● Task input:

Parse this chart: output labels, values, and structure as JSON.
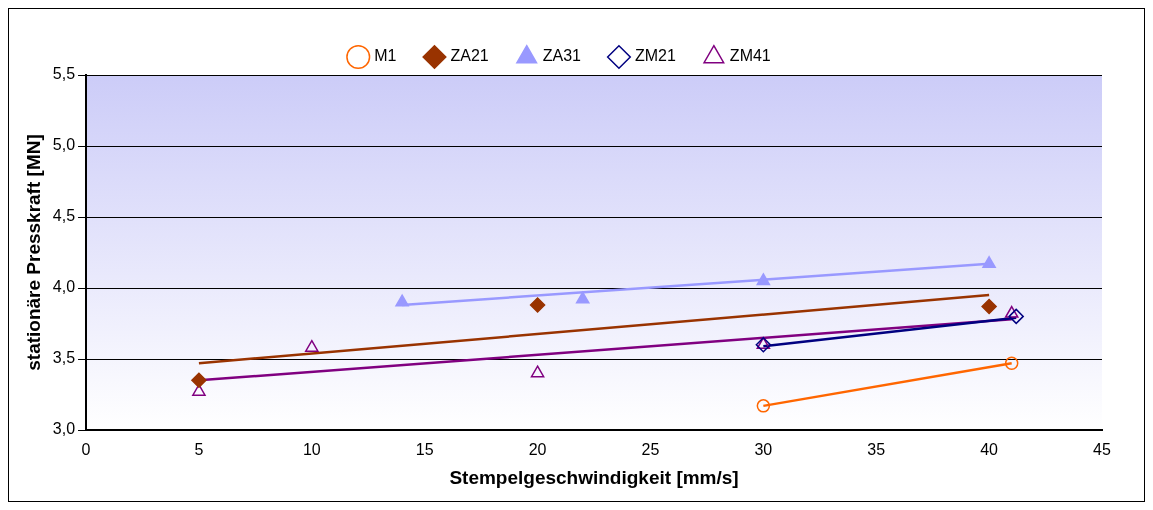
{
  "chart_data": {
    "type": "scatter",
    "xlabel": "Stempelgeschwindigkeit [mm/s]",
    "ylabel": "stationäre Presskraft [MN]",
    "xlim": [
      0,
      45
    ],
    "xticks": [
      0,
      5,
      10,
      15,
      20,
      25,
      30,
      35,
      40,
      45
    ],
    "ylim": [
      3.0,
      5.5
    ],
    "yticks": [
      {
        "value": 3.0,
        "label": "3,0"
      },
      {
        "value": 3.5,
        "label": "3,5"
      },
      {
        "value": 4.0,
        "label": "4,0"
      },
      {
        "value": 4.5,
        "label": "4,5"
      },
      {
        "value": 5.0,
        "label": "5,0"
      },
      {
        "value": 5.5,
        "label": "5,5"
      }
    ],
    "grid": "y",
    "legend": "top",
    "series": [
      {
        "name": "M1",
        "marker": "circle",
        "color": "#ff6600",
        "x": [
          30,
          41
        ],
        "values": [
          3.17,
          3.47
        ]
      },
      {
        "name": "ZA21",
        "marker": "diamond",
        "color": "#993300",
        "x": [
          5,
          20,
          40
        ],
        "values": [
          3.35,
          3.88,
          3.87
        ]
      },
      {
        "name": "ZA31",
        "marker": "triangle",
        "color": "#9999ff",
        "x": [
          14,
          22,
          30,
          40
        ],
        "values": [
          3.9,
          3.92,
          4.05,
          4.17
        ]
      },
      {
        "name": "ZM21",
        "marker": "diamond",
        "color": "#000080",
        "x": [
          30,
          41.2
        ],
        "values": [
          3.6,
          3.8
        ]
      },
      {
        "name": "ZM41",
        "marker": "triangle",
        "color": "#800080",
        "x": [
          5,
          10,
          20,
          30,
          41
        ],
        "values": [
          3.27,
          3.58,
          3.4,
          3.6,
          3.82
        ]
      },
      {
        "type": "line",
        "marker": "none",
        "color": "#ff6600",
        "x": [
          30,
          41
        ],
        "values": [
          3.17,
          3.47
        ]
      },
      {
        "type": "line",
        "marker": "none",
        "color": "#993300",
        "x": [
          5,
          40
        ],
        "values": [
          3.47,
          3.95
        ]
      },
      {
        "type": "line",
        "marker": "none",
        "color": "#9999ff",
        "x": [
          14,
          40
        ],
        "values": [
          3.88,
          4.17
        ]
      },
      {
        "type": "line",
        "marker": "none",
        "color": "#000080",
        "x": [
          30,
          41.2
        ],
        "values": [
          3.59,
          3.79
        ]
      },
      {
        "type": "line",
        "marker": "none",
        "color": "#800080",
        "x": [
          5,
          41
        ],
        "values": [
          3.35,
          3.78
        ]
      }
    ]
  }
}
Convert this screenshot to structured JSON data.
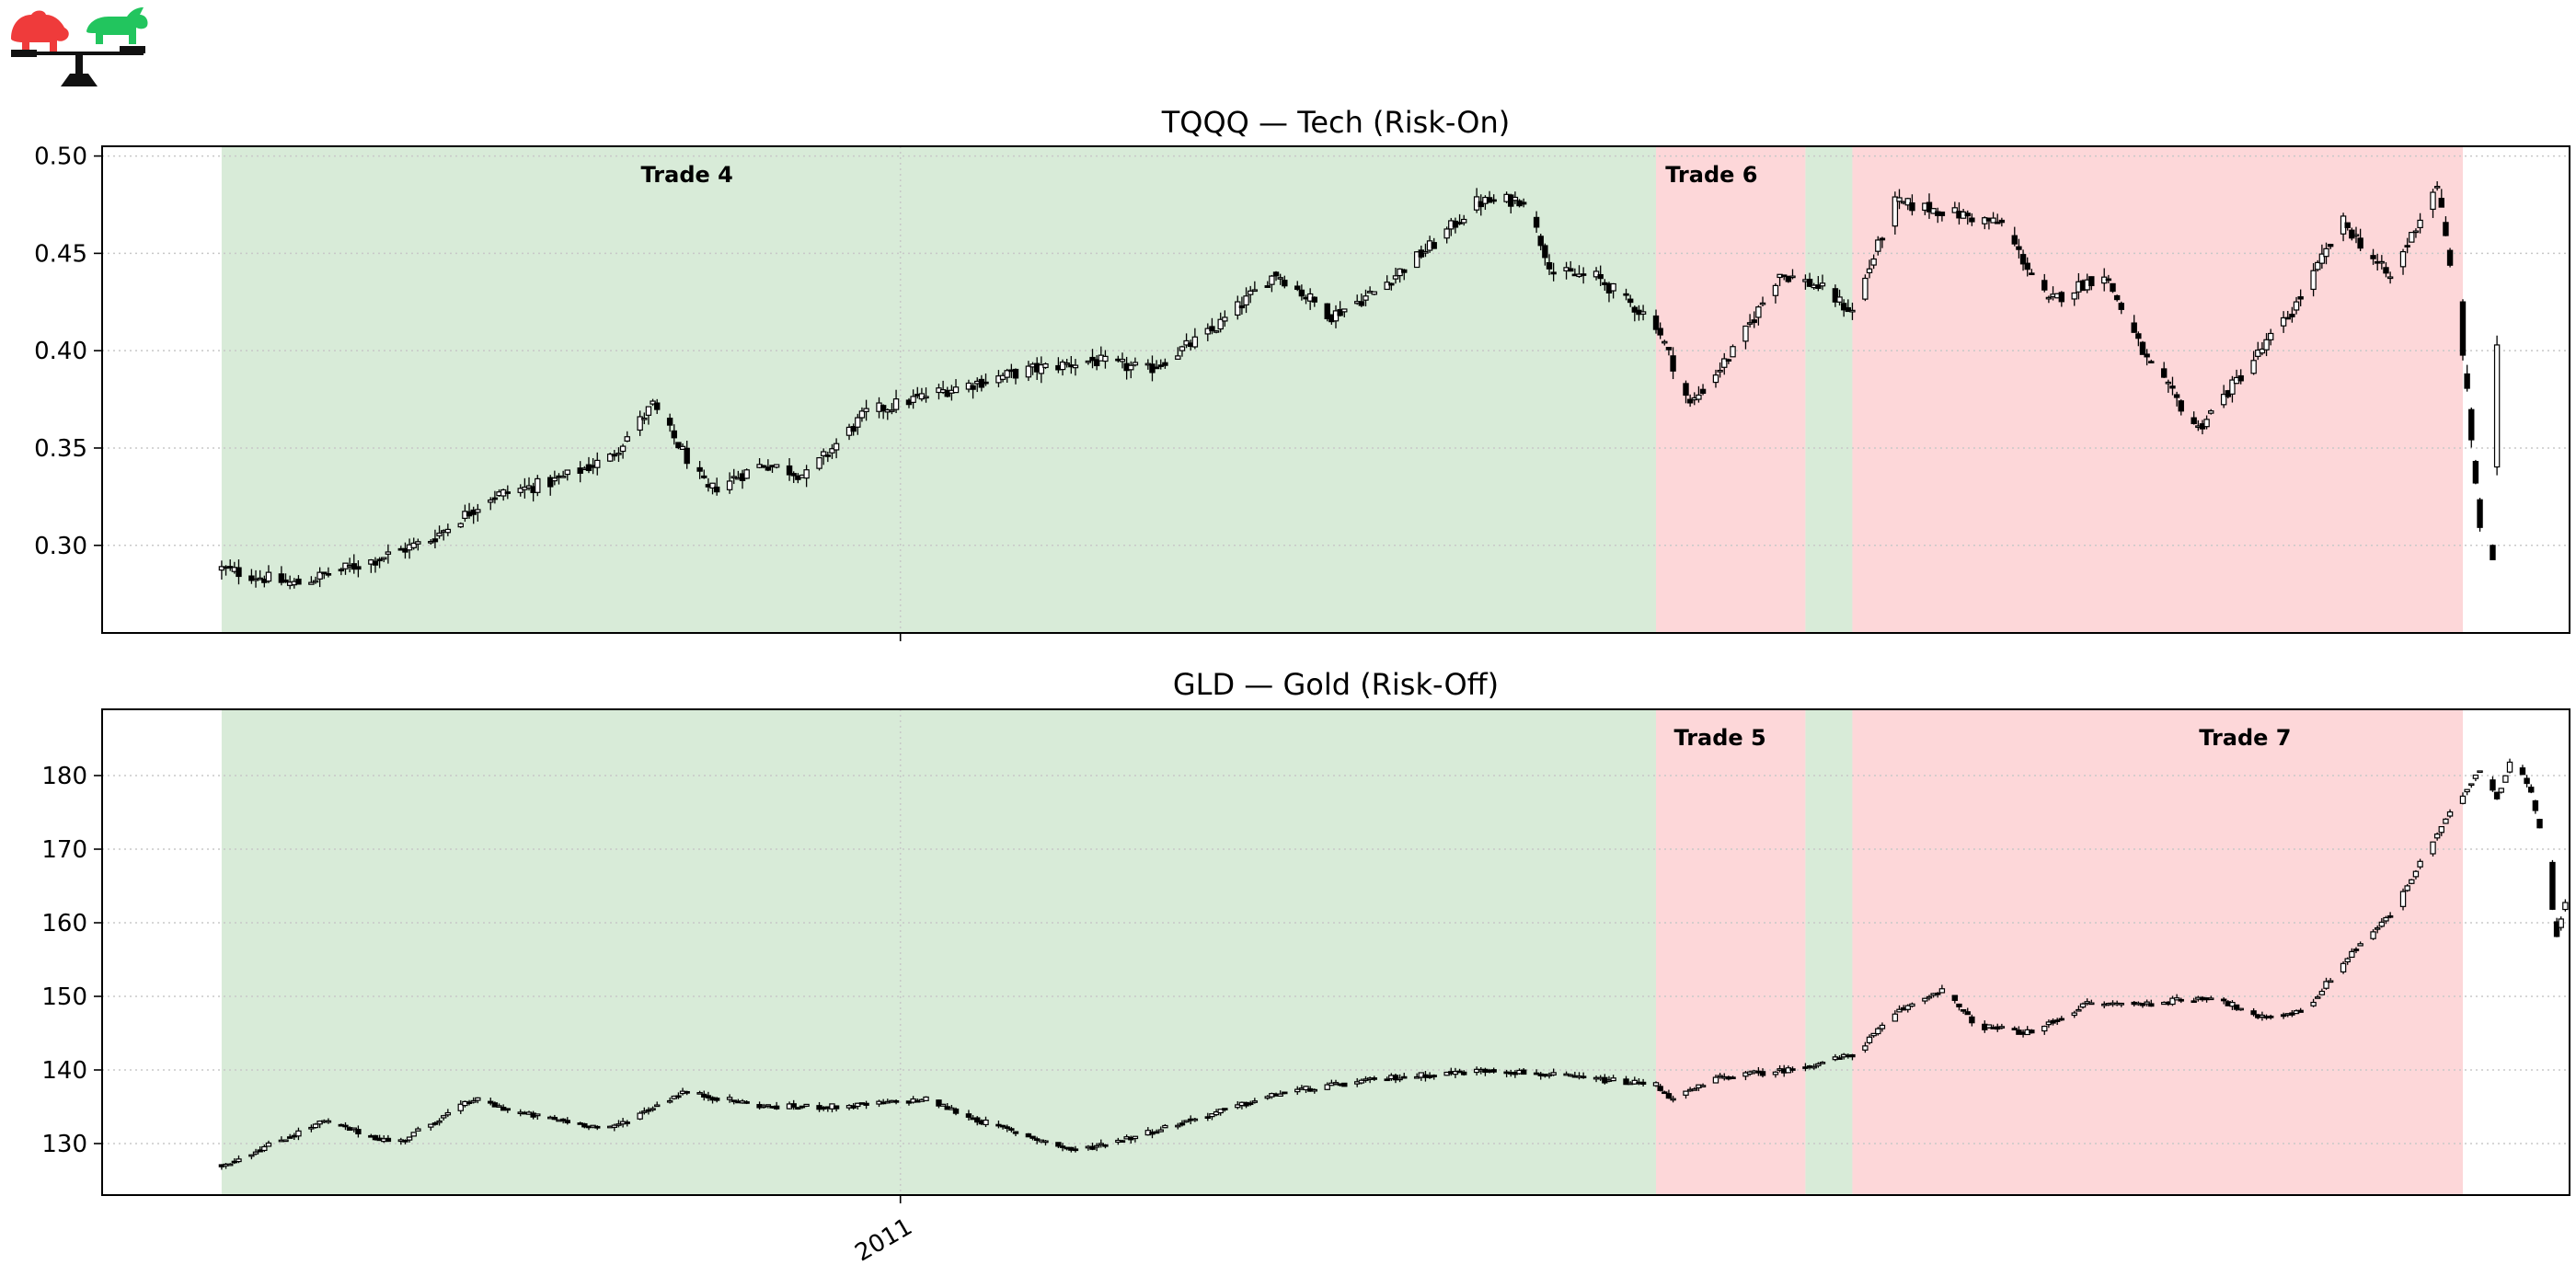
{
  "logo": {
    "bear_color": "#ef3b3b",
    "bull_color": "#22c55e",
    "scale_color": "#111111"
  },
  "colors": {
    "risk_on_shade": "#d8ebd8",
    "risk_off_shade": "#fdd7d9",
    "candle": "#000000",
    "grid": "#c8c8c8"
  },
  "chart_data": [
    {
      "type": "candlestick",
      "title": "TQQQ — Tech (Risk-On)",
      "xlabel": "",
      "ylabel": "",
      "x_tick_labels": [
        {
          "date": "2011-01-01",
          "label": ""
        }
      ],
      "x_range": [
        "2010-06-28",
        "2012-01-27"
      ],
      "ylim": [
        0.255,
        0.505
      ],
      "yticks": [
        "0.30",
        "0.35",
        "0.40",
        "0.45",
        "0.50"
      ],
      "grid": "horizontal dotted",
      "regimes": [
        {
          "start": "2010-07-26",
          "end": "2011-06-27",
          "state": "risk-on"
        },
        {
          "start": "2011-06-27",
          "end": "2011-08-01",
          "state": "risk-off"
        },
        {
          "start": "2011-08-01",
          "end": "2011-08-12",
          "state": "risk-on"
        },
        {
          "start": "2011-08-12",
          "end": "2012-01-02",
          "state": "risk-off"
        }
      ],
      "trades": [
        {
          "label": "Trade 4",
          "date": "2010-11-12"
        },
        {
          "label": "Trade 6",
          "date": "2011-07-10"
        }
      ],
      "price_path": [
        [
          "2010-07-26",
          0.288
        ],
        [
          "2010-08-12",
          0.28
        ],
        [
          "2010-08-30",
          0.292
        ],
        [
          "2010-09-13",
          0.303
        ],
        [
          "2010-09-27",
          0.325
        ],
        [
          "2010-10-12",
          0.333
        ],
        [
          "2010-10-25",
          0.345
        ],
        [
          "2010-11-04",
          0.372
        ],
        [
          "2010-11-17",
          0.328
        ],
        [
          "2010-11-30",
          0.342
        ],
        [
          "2010-12-10",
          0.336
        ],
        [
          "2010-12-24",
          0.368
        ],
        [
          "2011-01-12",
          0.38
        ],
        [
          "2011-01-31",
          0.39
        ],
        [
          "2011-02-15",
          0.395
        ],
        [
          "2011-02-28",
          0.39
        ],
        [
          "2011-03-15",
          0.41
        ],
        [
          "2011-03-30",
          0.44
        ],
        [
          "2011-04-12",
          0.418
        ],
        [
          "2011-04-22",
          0.43
        ],
        [
          "2011-05-06",
          0.455
        ],
        [
          "2011-05-16",
          0.476
        ],
        [
          "2011-05-27",
          0.478
        ],
        [
          "2011-06-03",
          0.44
        ],
        [
          "2011-06-13",
          0.438
        ],
        [
          "2011-06-27",
          0.414
        ],
        [
          "2011-07-05",
          0.372
        ],
        [
          "2011-07-16",
          0.402
        ],
        [
          "2011-07-26",
          0.44
        ],
        [
          "2011-08-04",
          0.433
        ],
        [
          "2011-08-12",
          0.42
        ],
        [
          "2011-08-22",
          0.476
        ],
        [
          "2011-09-02",
          0.472
        ],
        [
          "2011-09-16",
          0.465
        ],
        [
          "2011-09-27",
          0.425
        ],
        [
          "2011-10-10",
          0.44
        ],
        [
          "2011-10-20",
          0.395
        ],
        [
          "2011-11-01",
          0.36
        ],
        [
          "2011-11-12",
          0.39
        ],
        [
          "2011-11-23",
          0.42
        ],
        [
          "2011-12-05",
          0.466
        ],
        [
          "2011-12-16",
          0.437
        ],
        [
          "2011-12-27",
          0.486
        ],
        [
          "2012-01-02",
          0.4
        ],
        [
          "2012-01-06",
          0.31
        ],
        [
          "2012-01-09",
          0.29
        ],
        [
          "2012-01-10",
          0.4
        ]
      ]
    },
    {
      "type": "candlestick",
      "title": "GLD — Gold (Risk-Off)",
      "xlabel": "",
      "ylabel": "",
      "x_tick_labels": [
        {
          "date": "2011-01-01",
          "label": "2011"
        }
      ],
      "x_range": [
        "2010-06-28",
        "2012-01-27"
      ],
      "ylim": [
        123,
        189
      ],
      "yticks": [
        "130",
        "140",
        "150",
        "160",
        "170",
        "180"
      ],
      "grid": "horizontal dotted",
      "regimes": [
        {
          "start": "2010-07-26",
          "end": "2011-06-27",
          "state": "risk-on"
        },
        {
          "start": "2011-06-27",
          "end": "2011-08-01",
          "state": "risk-off"
        },
        {
          "start": "2011-08-01",
          "end": "2011-08-12",
          "state": "risk-on"
        },
        {
          "start": "2011-08-12",
          "end": "2012-01-02",
          "state": "risk-off"
        }
      ],
      "trades": [
        {
          "label": "Trade 5",
          "date": "2011-07-12"
        },
        {
          "label": "Trade 7",
          "date": "2011-11-12"
        }
      ],
      "price_path": [
        [
          "2010-07-26",
          127
        ],
        [
          "2010-08-19",
          133
        ],
        [
          "2010-09-05",
          130
        ],
        [
          "2010-09-23",
          136
        ],
        [
          "2010-10-05",
          134
        ],
        [
          "2010-10-25",
          132
        ],
        [
          "2010-11-11",
          137
        ],
        [
          "2010-12-01",
          135
        ],
        [
          "2010-12-19",
          135
        ],
        [
          "2011-01-07",
          136
        ],
        [
          "2011-01-20",
          133
        ],
        [
          "2011-02-11",
          129
        ],
        [
          "2011-02-25",
          131
        ],
        [
          "2011-03-15",
          134
        ],
        [
          "2011-04-01",
          137
        ],
        [
          "2011-04-27",
          139
        ],
        [
          "2011-05-20",
          140
        ],
        [
          "2011-06-27",
          138
        ],
        [
          "2011-07-01",
          136
        ],
        [
          "2011-07-12",
          139
        ],
        [
          "2011-07-28",
          140
        ],
        [
          "2011-08-12",
          142
        ],
        [
          "2011-08-23",
          148
        ],
        [
          "2011-09-02",
          151
        ],
        [
          "2011-09-10",
          146
        ],
        [
          "2011-09-23",
          145
        ],
        [
          "2011-10-06",
          149
        ],
        [
          "2011-10-20",
          149
        ],
        [
          "2011-11-05",
          150
        ],
        [
          "2011-11-15",
          147
        ],
        [
          "2011-11-26",
          148
        ],
        [
          "2011-12-07",
          156
        ],
        [
          "2011-12-16",
          161
        ],
        [
          "2011-12-27",
          172
        ],
        [
          "2012-01-06",
          181
        ],
        [
          "2012-01-10",
          177
        ],
        [
          "2012-01-14",
          183
        ],
        [
          "2012-01-18",
          178
        ],
        [
          "2012-01-21",
          170
        ],
        [
          "2012-01-24",
          158
        ],
        [
          "2012-01-26",
          163
        ]
      ]
    }
  ]
}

● Set exercise:
Take every line containing the word "date" and copy it.

● Result of the exercise:
          "date": "2011-01-01",
          "date": "2010-11-12"
          "date": "2011-07-10"
          "date": "2011-01-01",
          "date": "2011-07-12"
          "date": "2011-11-12"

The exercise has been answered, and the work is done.